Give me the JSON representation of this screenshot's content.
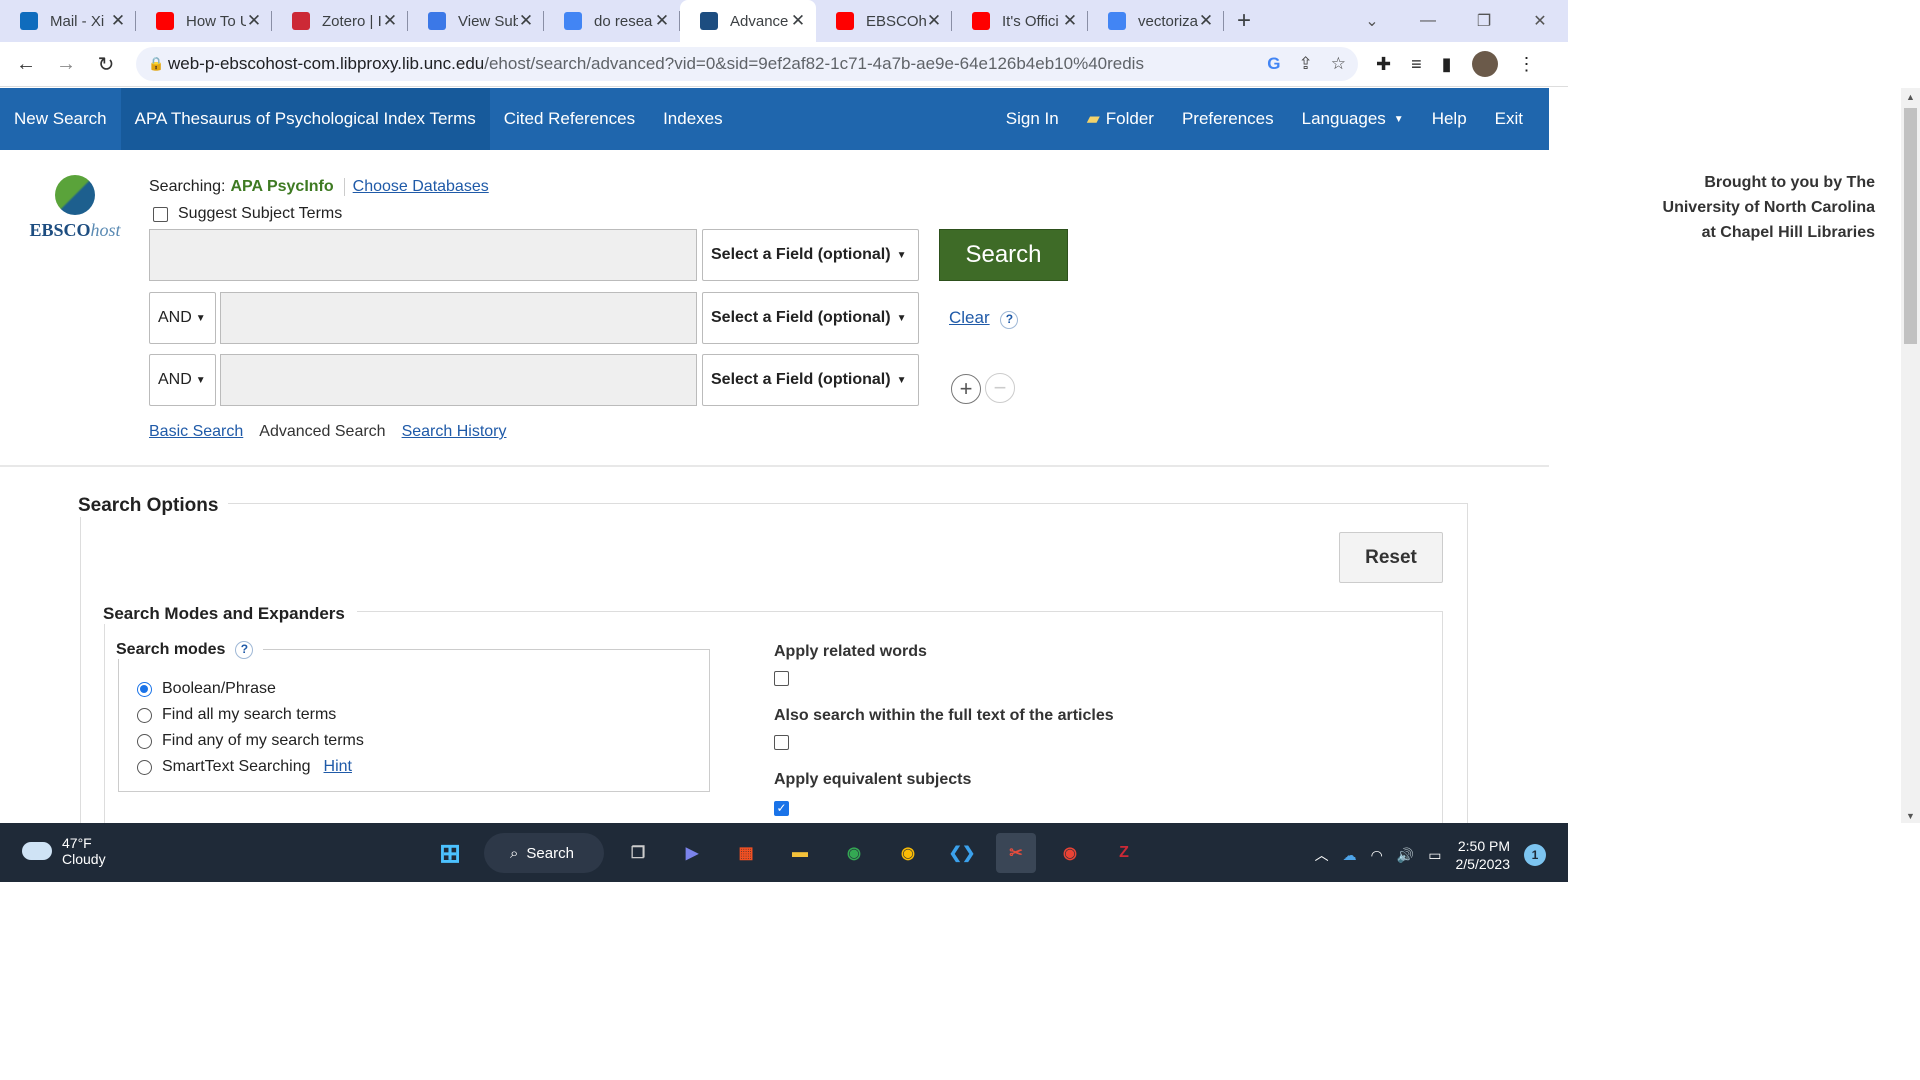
{
  "browser": {
    "tabs": [
      {
        "title": "Mail - Xi",
        "icon": "outlook-icon",
        "color": "#0f6cbd"
      },
      {
        "title": "How To U",
        "icon": "youtube-icon",
        "color": "#ff0000"
      },
      {
        "title": "Zotero | I",
        "icon": "zotero-icon",
        "color": "#cc2936"
      },
      {
        "title": "View Sub",
        "icon": "chart-icon",
        "color": "#3b78e7"
      },
      {
        "title": "do resea",
        "icon": "google-icon",
        "color": "#4285f4"
      },
      {
        "title": "Advance",
        "icon": "ebsco-icon",
        "color": "#1d4d80",
        "active": true
      },
      {
        "title": "EBSCOho",
        "icon": "youtube-icon",
        "color": "#ff0000"
      },
      {
        "title": "It's Offici",
        "icon": "youtube-icon",
        "color": "#ff0000"
      },
      {
        "title": "vectoriza",
        "icon": "google-icon",
        "color": "#4285f4"
      }
    ],
    "url_host": "web-p-ebscohost-com.libproxy.lib.unc.edu",
    "url_path": "/ehost/search/advanced?vid=0&sid=9ef2af82-1c71-4a7b-ae9e-64e126b4eb10%40redis"
  },
  "topnav": {
    "left": [
      "New Search",
      "APA Thesaurus of Psychological Index Terms",
      "Cited References",
      "Indexes"
    ],
    "right": [
      "Sign In",
      "Folder",
      "Preferences",
      "Languages",
      "Help",
      "Exit"
    ]
  },
  "logo": {
    "brand_bold": "EBSCO",
    "brand_italic": "host"
  },
  "search": {
    "searching_label": "Searching:",
    "database": "APA PsycInfo",
    "choose_databases": "Choose Databases",
    "suggest_label": "Suggest Subject Terms",
    "field_placeholder": "Select a Field (optional)",
    "bool_op": "AND",
    "search_button": "Search",
    "clear": "Clear",
    "help": "?",
    "add": "+",
    "remove": "−"
  },
  "subnav": {
    "basic": "Basic Search",
    "advanced": "Advanced Search",
    "history": "Search History"
  },
  "brought": {
    "line1": "Brought to you by The",
    "line2": "University of North Carolina",
    "line3": "at Chapel Hill Libraries"
  },
  "options": {
    "title": "Search Options",
    "reset": "Reset",
    "modes_title": "Search Modes and Expanders",
    "search_modes": "Search modes",
    "modes": [
      "Boolean/Phrase",
      "Find all my search terms",
      "Find any of my search terms",
      "SmartText Searching"
    ],
    "hint": "Hint",
    "apply_related": "Apply related words",
    "fulltext": "Also search within the full text of the articles",
    "equivalent": "Apply equivalent subjects"
  },
  "taskbar": {
    "temp": "47°F",
    "weather": "Cloudy",
    "search": "Search",
    "time": "2:50 PM",
    "date": "2/5/2023",
    "notifications": "1"
  },
  "colors": {
    "nav_blue": "#1f66ad",
    "search_green": "#3e6b27",
    "db_green": "#3e7a22",
    "link_blue": "#1f5aa8"
  }
}
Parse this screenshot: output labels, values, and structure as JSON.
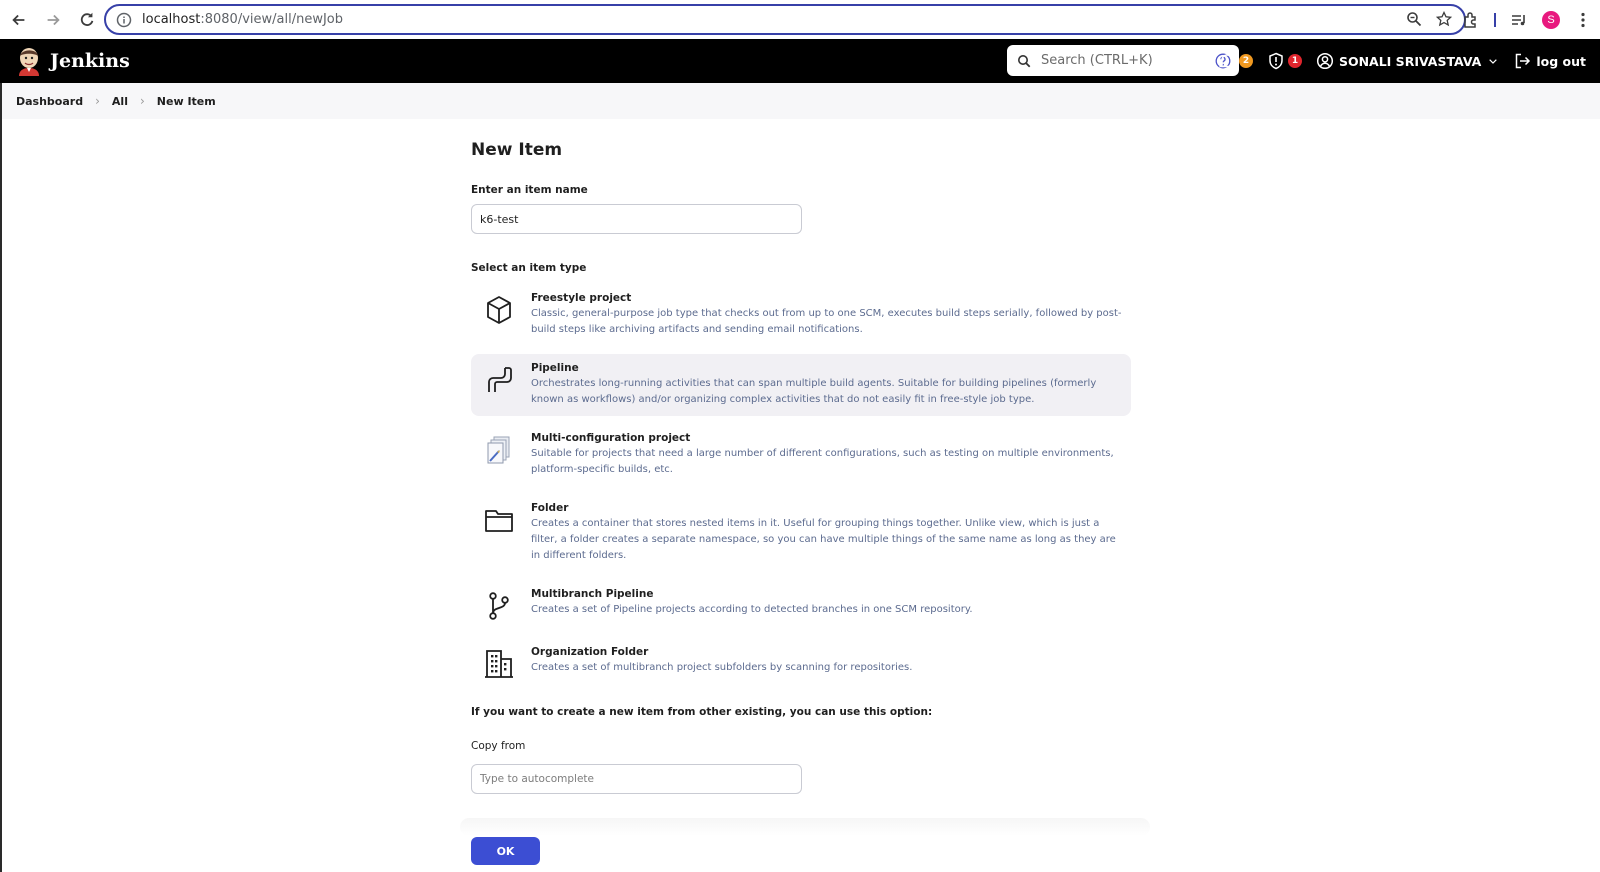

....................

## Required work
Every record must be copied exactly, with images dropped from the result.

## Task result
Give me the JSON representation of this screenshot's content.
{
  "browser": {
    "tabs": [
      {
        "title": "Mail - Xi",
        "icon": "outlook-icon",
        "color": "#0f6cbd"
      },
      {
        "title": "How To U",
        "icon": "youtube-icon",
        "color": "#ff0000"
      },
      {
        "title": "Zotero | I",
        "icon": "zotero-icon",
        "color": "#cc2936"
      },
      {
        "title": "View Sub",
        "icon": "chart-icon",
        "color": "#3b78e7"
      },
      {
        "title": "do resea",
        "icon": "google-icon",
        "color": "#4285f4"
      },
      {
        "title": "Advance",
        "icon": "ebsco-icon",
        "color": "#1d4d80",
        "active": true
      },
      {
        "title": "EBSCOho",
        "icon": "youtube-icon",
        "color": "#ff0000"
      },
      {
        "title": "It's Offici",
        "icon": "youtube-icon",
        "color": "#ff0000"
      },
      {
        "title": "vectoriza",
        "icon": "google-icon",
        "color": "#4285f4"
      }
    ],
    "url_host": "web-p-ebscohost-com.libproxy.lib.unc.edu",
    "url_path": "/ehost/search/advanced?vid=0&sid=9ef2af82-1c71-4a7b-ae9e-64e126b4eb10%40redis"
  },
  "topnav": {
    "left": [
      "New Search",
      "APA Thesaurus of Psychological Index Terms",
      "Cited References",
      "Indexes"
    ],
    "right": [
      "Sign In",
      "Folder",
      "Preferences",
      "Languages",
      "Help",
      "Exit"
    ]
  },
  "logo": {
    "brand_bold": "EBSCO",
    "brand_italic": "host"
  },
  "search": {
    "searching_label": "Searching:",
    "database": "APA PsycInfo",
    "choose_databases": "Choose Databases",
    "suggest_label": "Suggest Subject Terms",
    "field_placeholder": "Select a Field (optional)",
    "bool_op": "AND",
    "search_button": "Search",
    "clear": "Clear",
    "help": "?",
    "add": "+",
    "remove": "−"
  },
  "subnav": {
    "basic": "Basic Search",
    "advanced": "Advanced Search",
    "history": "Search History"
  },
  "brought": {
    "line1": "Brought to you by The",
    "line2": "University of North Carolina",
    "line3": "at Chapel Hill Libraries"
  },
  "options": {
    "title": "Search Options",
    "reset": "Reset",
    "modes_title": "Search Modes and Expanders",
    "search_modes": "Search modes",
    "modes": [
      "Boolean/Phrase",
      "Find all my search terms",
      "Find any of my search terms",
      "SmartText Searching"
    ],
    "hint": "Hint",
    "apply_related": "Apply related words",
    "fulltext": "Also search within the full text of the articles",
    "equivalent": "Apply equivalent subjects"
  },
  "taskbar": {
    "temp": "47°F",
    "weather": "Cloudy",
    "search": "Search",
    "time": "2:50 PM",
    "date": "2/5/2023",
    "notifications": "1"
  },
  "colors": {
    "nav_blue": "#1f66ad",
    "search_green": "#3e6b27",
    "db_green": "#3e7a22",
    "link_blue": "#1f5aa8"
  }
}
Parse this screenshot: output labels, values, and structure as JSON.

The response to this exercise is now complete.